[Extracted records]

▬▬▬

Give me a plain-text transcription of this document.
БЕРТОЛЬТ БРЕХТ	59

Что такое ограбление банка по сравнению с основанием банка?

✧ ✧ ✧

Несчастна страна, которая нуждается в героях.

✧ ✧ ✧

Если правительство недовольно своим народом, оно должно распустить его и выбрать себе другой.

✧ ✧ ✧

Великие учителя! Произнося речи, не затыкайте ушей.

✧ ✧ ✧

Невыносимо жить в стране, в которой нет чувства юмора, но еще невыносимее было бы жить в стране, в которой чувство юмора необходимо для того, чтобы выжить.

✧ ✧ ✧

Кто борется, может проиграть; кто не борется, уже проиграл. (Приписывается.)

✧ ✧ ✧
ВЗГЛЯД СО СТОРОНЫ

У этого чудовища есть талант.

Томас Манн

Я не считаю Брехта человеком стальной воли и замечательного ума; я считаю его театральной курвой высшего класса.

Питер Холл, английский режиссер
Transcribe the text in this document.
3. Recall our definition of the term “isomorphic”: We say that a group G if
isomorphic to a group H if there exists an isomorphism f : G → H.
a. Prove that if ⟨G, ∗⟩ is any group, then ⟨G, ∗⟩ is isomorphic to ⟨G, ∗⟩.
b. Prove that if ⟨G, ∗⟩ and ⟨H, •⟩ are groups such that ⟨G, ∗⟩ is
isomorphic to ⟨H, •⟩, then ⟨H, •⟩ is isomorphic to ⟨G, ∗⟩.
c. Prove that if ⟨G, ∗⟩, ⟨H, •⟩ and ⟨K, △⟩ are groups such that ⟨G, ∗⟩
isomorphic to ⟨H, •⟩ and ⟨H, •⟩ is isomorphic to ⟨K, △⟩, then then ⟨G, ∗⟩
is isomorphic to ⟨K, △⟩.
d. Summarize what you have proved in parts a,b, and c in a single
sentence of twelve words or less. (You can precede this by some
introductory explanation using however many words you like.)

▬▬▬

TASK DIRECTIONS =
Using the records above, please retype only the run of lines from the line holding "Transcribe the text in this document." through the last line, both ends included.

OUTPUT FOR THIS EXERCISE =
Transcribe the text in this document.
3. Recall our definition of the term “isomorphic”: We say that a group G if
isomorphic to a group H if there exists an isomorphism f : G → H.
a. Prove that if ⟨G, ∗⟩ is any group, then ⟨G, ∗⟩ is isomorphic to ⟨G, ∗⟩.
b. Prove that if ⟨G, ∗⟩ and ⟨H, •⟩ are groups such that ⟨G, ∗⟩ is
isomorphic to ⟨H, •⟩, then ⟨H, •⟩ is isomorphic to ⟨G, ∗⟩.
c. Prove that if ⟨G, ∗⟩, ⟨H, •⟩ and ⟨K, △⟩ are groups such that ⟨G, ∗⟩
isomorphic to ⟨H, •⟩ and ⟨H, •⟩ is isomorphic to ⟨K, △⟩, then then ⟨G, ∗⟩
is isomorphic to ⟨K, △⟩.
d. Summarize what you have proved in parts a,b, and c in a single
sentence of twelve words or less. (You can precede this by some
introductory explanation using however many words you like.)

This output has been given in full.